## TASK DETAILS:
Copy all the data exactly, except the pictures.

* * * * *

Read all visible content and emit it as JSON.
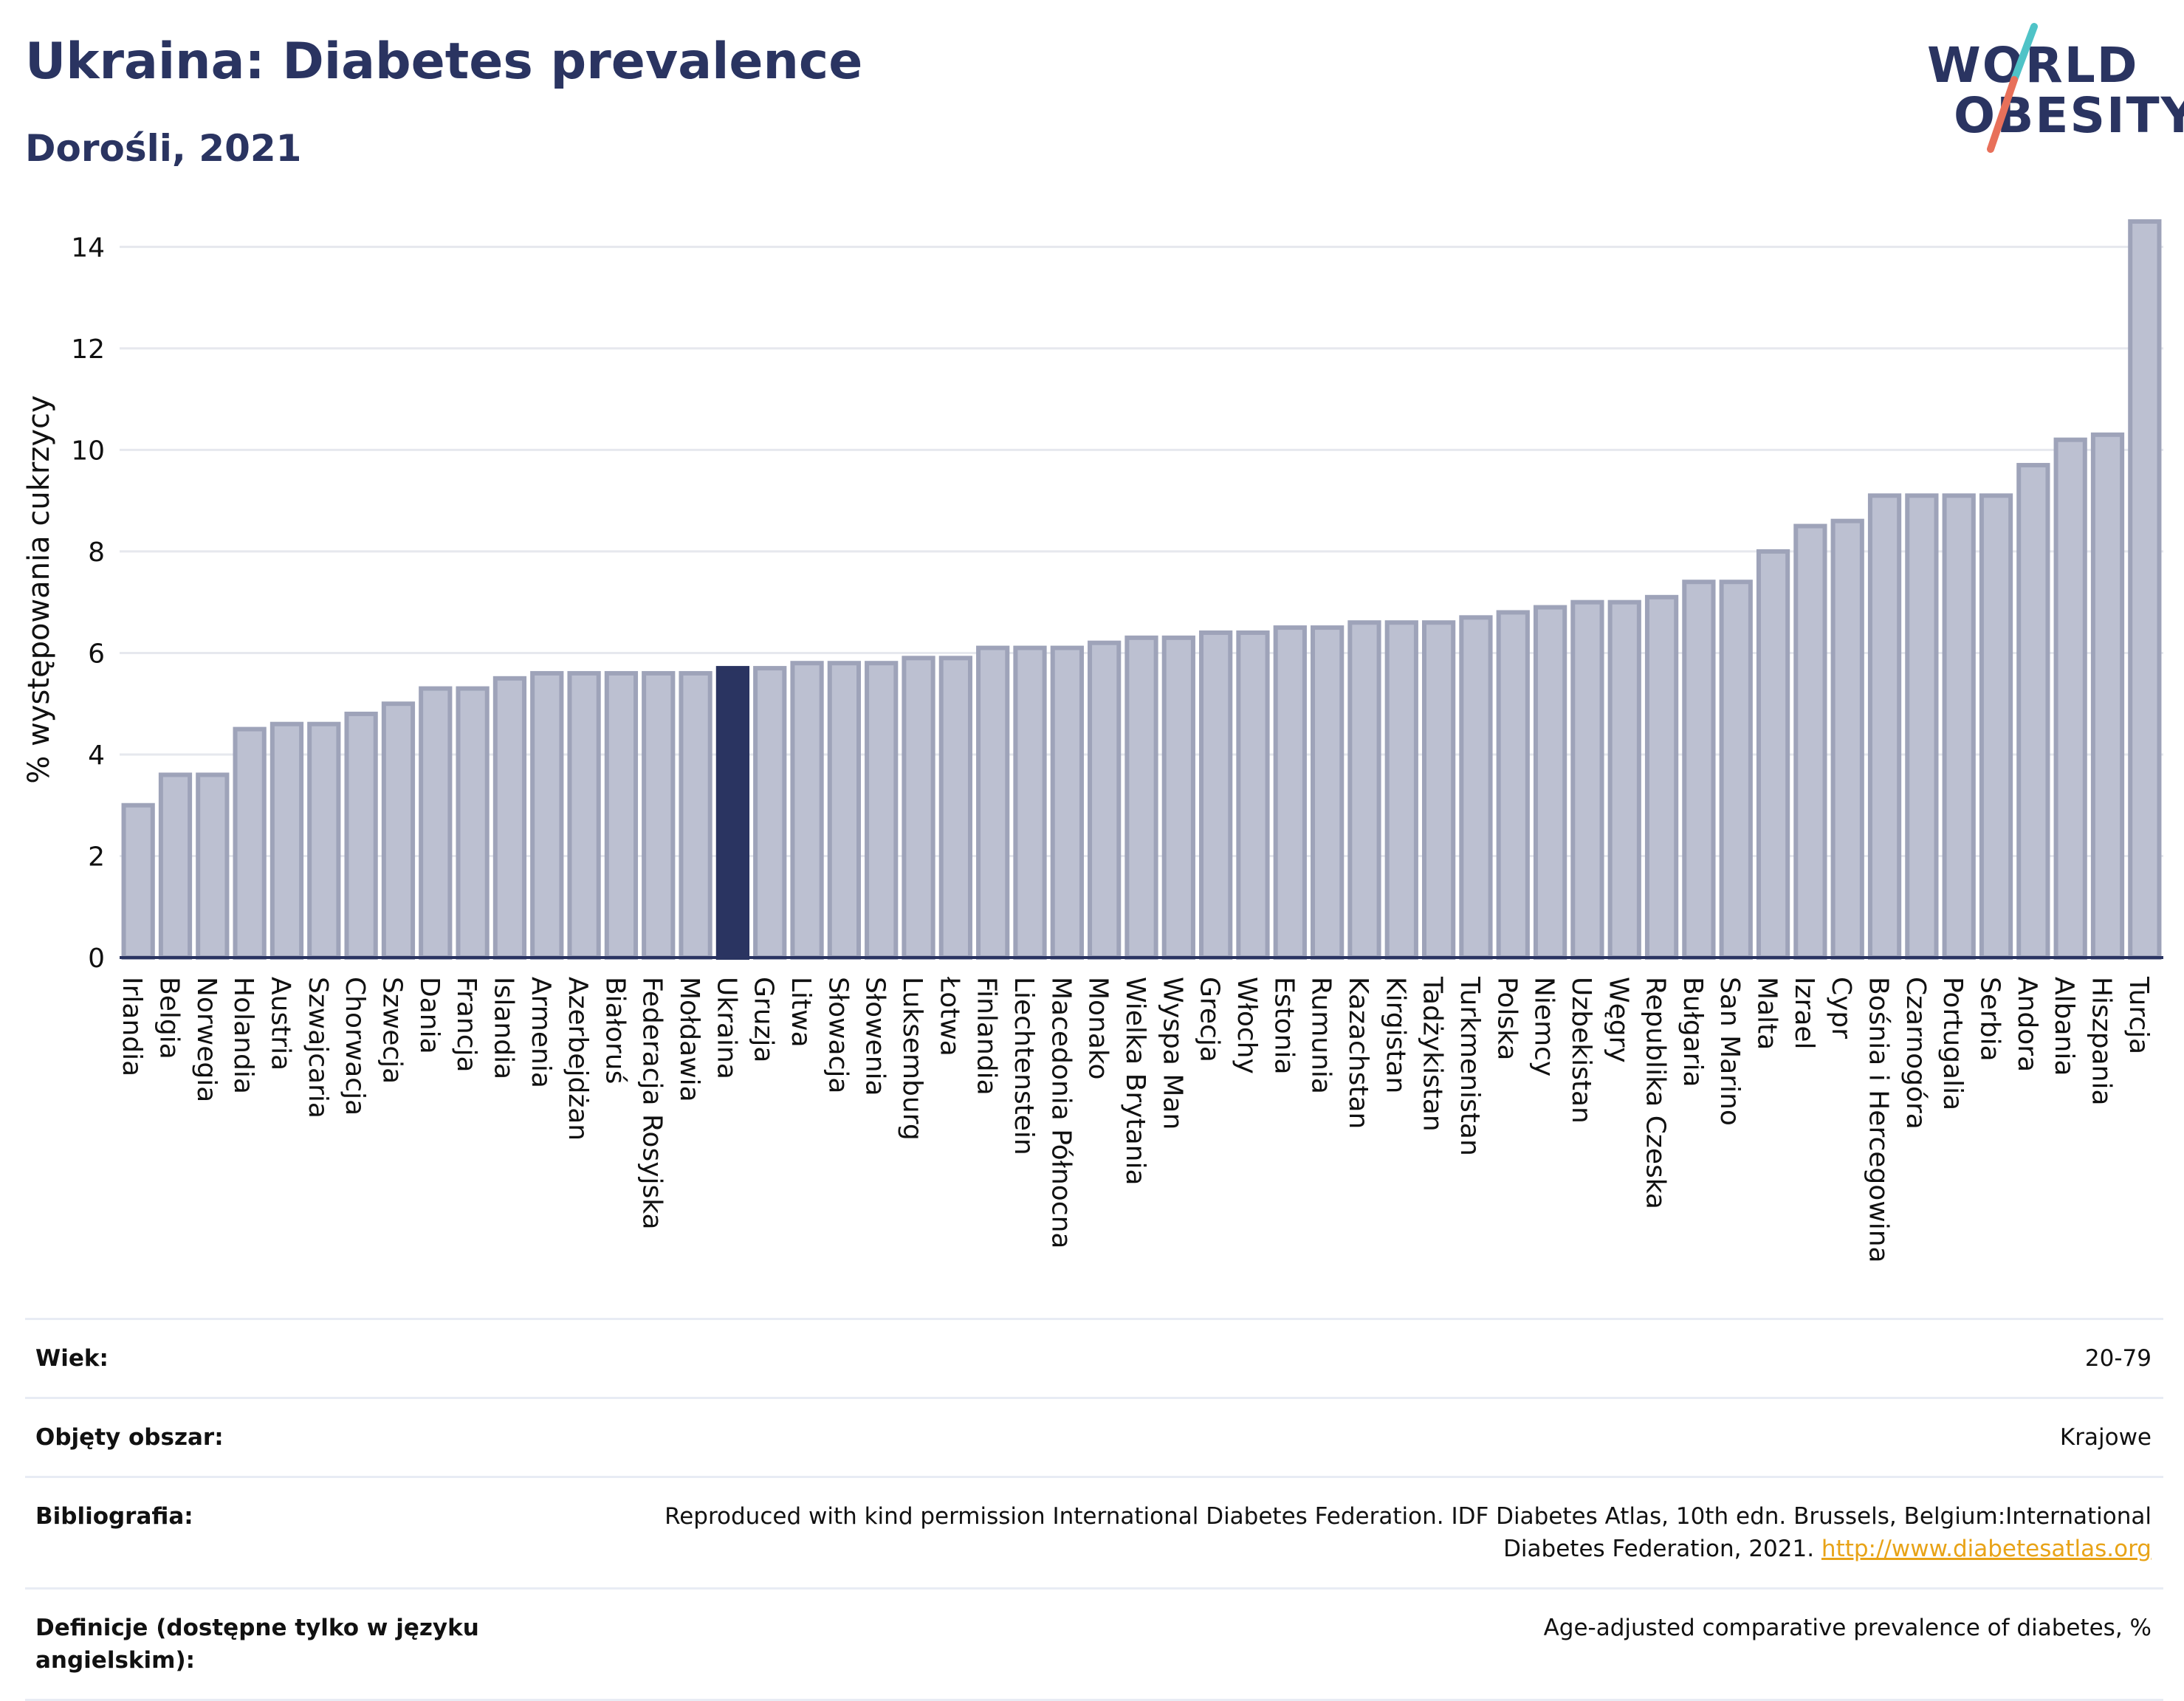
{
  "header": {
    "title": "Ukraina: Diabetes prevalence",
    "subtitle": "Dorośli, 2021"
  },
  "logo": {
    "line1": "WORLD",
    "line2": "OBESITY",
    "accent_colors": [
      "#4fc3c7",
      "#e8705a"
    ]
  },
  "colors": {
    "bar": "#bcc0d1",
    "bar_border": "#9ea3b9",
    "highlight": "#2a3461",
    "grid": "#e6e8ee",
    "axis": "#2a3461",
    "title": "#2a3461",
    "link": "#e8a317"
  },
  "chart_data": {
    "type": "bar",
    "title": "Ukraina: Diabetes prevalence",
    "subtitle": "Dorośli, 2021",
    "ylabel": "% występowania cukrzycy",
    "xlabel": "",
    "ylim": [
      0,
      14.5
    ],
    "yticks": [
      0,
      2,
      4,
      6,
      8,
      10,
      12,
      14
    ],
    "grid": true,
    "highlight": "Ukraina",
    "categories": [
      "Irlandia",
      "Belgia",
      "Norwegia",
      "Holandia",
      "Austria",
      "Szwajcaria",
      "Chorwacja",
      "Szwecja",
      "Dania",
      "Francja",
      "Islandia",
      "Armenia",
      "Azerbejdżan",
      "Białoruś",
      "Federacja Rosyjska",
      "Mołdawia",
      "Ukraina",
      "Gruzja",
      "Litwa",
      "Słowacja",
      "Słowenia",
      "Luksemburg",
      "Łotwa",
      "Finlandia",
      "Liechtenstein",
      "Macedonia Północna",
      "Monako",
      "Wielka Brytania",
      "Wyspa Man",
      "Grecja",
      "Włochy",
      "Estonia",
      "Rumunia",
      "Kazachstan",
      "Kirgistan",
      "Tadżykistan",
      "Turkmenistan",
      "Polska",
      "Niemcy",
      "Uzbekistan",
      "Węgry",
      "Republika Czeska",
      "Bułgaria",
      "San Marino",
      "Malta",
      "Izrael",
      "Cypr",
      "Bośnia i Hercegowina",
      "Czarnogóra",
      "Portugalia",
      "Serbia",
      "Andora",
      "Albania",
      "Hiszpania",
      "Turcja"
    ],
    "values": [
      3.0,
      3.6,
      3.6,
      4.5,
      4.6,
      4.6,
      4.8,
      5.0,
      5.3,
      5.3,
      5.5,
      5.6,
      5.6,
      5.6,
      5.6,
      5.6,
      5.7,
      5.7,
      5.8,
      5.8,
      5.8,
      5.9,
      5.9,
      6.1,
      6.1,
      6.1,
      6.2,
      6.3,
      6.3,
      6.4,
      6.4,
      6.5,
      6.5,
      6.6,
      6.6,
      6.6,
      6.7,
      6.8,
      6.9,
      7.0,
      7.0,
      7.1,
      7.4,
      7.4,
      8.0,
      8.5,
      8.6,
      9.1,
      9.1,
      9.1,
      9.1,
      9.7,
      10.2,
      10.3,
      14.5
    ]
  },
  "info": [
    {
      "label": "Wiek:",
      "value": "20-79"
    },
    {
      "label": "Objęty obszar:",
      "value": "Krajowe"
    },
    {
      "label": "Bibliografia:",
      "value": "Reproduced with kind permission International Diabetes Federation.  IDF Diabetes Atlas, 10th edn. Brussels, Belgium:International Diabetes Federation, 2021. ",
      "link": "http://www.diabetesatlas.org"
    },
    {
      "label": "Definicje (dostępne tylko w języku angielskim):",
      "value": "Age-adjusted comparative prevalence of diabetes, %"
    }
  ]
}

* * * * *

## EXPECTED OUTPUT:
Read all visible content and emit it as JSON.
{
  "header": {
    "title": "Ukraina: Diabetes prevalence",
    "subtitle": "Dorośli, 2021"
  },
  "logo": {
    "line1": "WORLD",
    "line2": "OBESITY",
    "accent_colors": [
      "#4fc3c7",
      "#e8705a"
    ]
  },
  "colors": {
    "bar": "#bcc0d1",
    "bar_border": "#9ea3b9",
    "highlight": "#2a3461",
    "grid": "#e6e8ee",
    "axis": "#2a3461",
    "title": "#2a3461",
    "link": "#e8a317"
  },
  "chart_data": {
    "type": "bar",
    "title": "Ukraina: Diabetes prevalence",
    "subtitle": "Dorośli, 2021",
    "ylabel": "% występowania cukrzycy",
    "xlabel": "",
    "ylim": [
      0,
      14.5
    ],
    "yticks": [
      0,
      2,
      4,
      6,
      8,
      10,
      12,
      14
    ],
    "grid": true,
    "highlight": "Ukraina",
    "categories": [
      "Irlandia",
      "Belgia",
      "Norwegia",
      "Holandia",
      "Austria",
      "Szwajcaria",
      "Chorwacja",
      "Szwecja",
      "Dania",
      "Francja",
      "Islandia",
      "Armenia",
      "Azerbejdżan",
      "Białoruś",
      "Federacja Rosyjska",
      "Mołdawia",
      "Ukraina",
      "Gruzja",
      "Litwa",
      "Słowacja",
      "Słowenia",
      "Luksemburg",
      "Łotwa",
      "Finlandia",
      "Liechtenstein",
      "Macedonia Północna",
      "Monako",
      "Wielka Brytania",
      "Wyspa Man",
      "Grecja",
      "Włochy",
      "Estonia",
      "Rumunia",
      "Kazachstan",
      "Kirgistan",
      "Tadżykistan",
      "Turkmenistan",
      "Polska",
      "Niemcy",
      "Uzbekistan",
      "Węgry",
      "Republika Czeska",
      "Bułgaria",
      "San Marino",
      "Malta",
      "Izrael",
      "Cypr",
      "Bośnia i Hercegowina",
      "Czarnogóra",
      "Portugalia",
      "Serbia",
      "Andora",
      "Albania",
      "Hiszpania",
      "Turcja"
    ],
    "values": [
      3.0,
      3.6,
      3.6,
      4.5,
      4.6,
      4.6,
      4.8,
      5.0,
      5.3,
      5.3,
      5.5,
      5.6,
      5.6,
      5.6,
      5.6,
      5.6,
      5.7,
      5.7,
      5.8,
      5.8,
      5.8,
      5.9,
      5.9,
      6.1,
      6.1,
      6.1,
      6.2,
      6.3,
      6.3,
      6.4,
      6.4,
      6.5,
      6.5,
      6.6,
      6.6,
      6.6,
      6.7,
      6.8,
      6.9,
      7.0,
      7.0,
      7.1,
      7.4,
      7.4,
      8.0,
      8.5,
      8.6,
      9.1,
      9.1,
      9.1,
      9.1,
      9.7,
      10.2,
      10.3,
      14.5
    ]
  },
  "info": [
    {
      "label": "Wiek:",
      "value": "20-79"
    },
    {
      "label": "Objęty obszar:",
      "value": "Krajowe"
    },
    {
      "label": "Bibliografia:",
      "value": "Reproduced with kind permission International Diabetes Federation.  IDF Diabetes Atlas, 10th edn. Brussels, Belgium:International Diabetes Federation, 2021. ",
      "link": "http://www.diabetesatlas.org"
    },
    {
      "label": "Definicje (dostępne tylko w języku angielskim):",
      "value": "Age-adjusted comparative prevalence of diabetes, %"
    }
  ]
}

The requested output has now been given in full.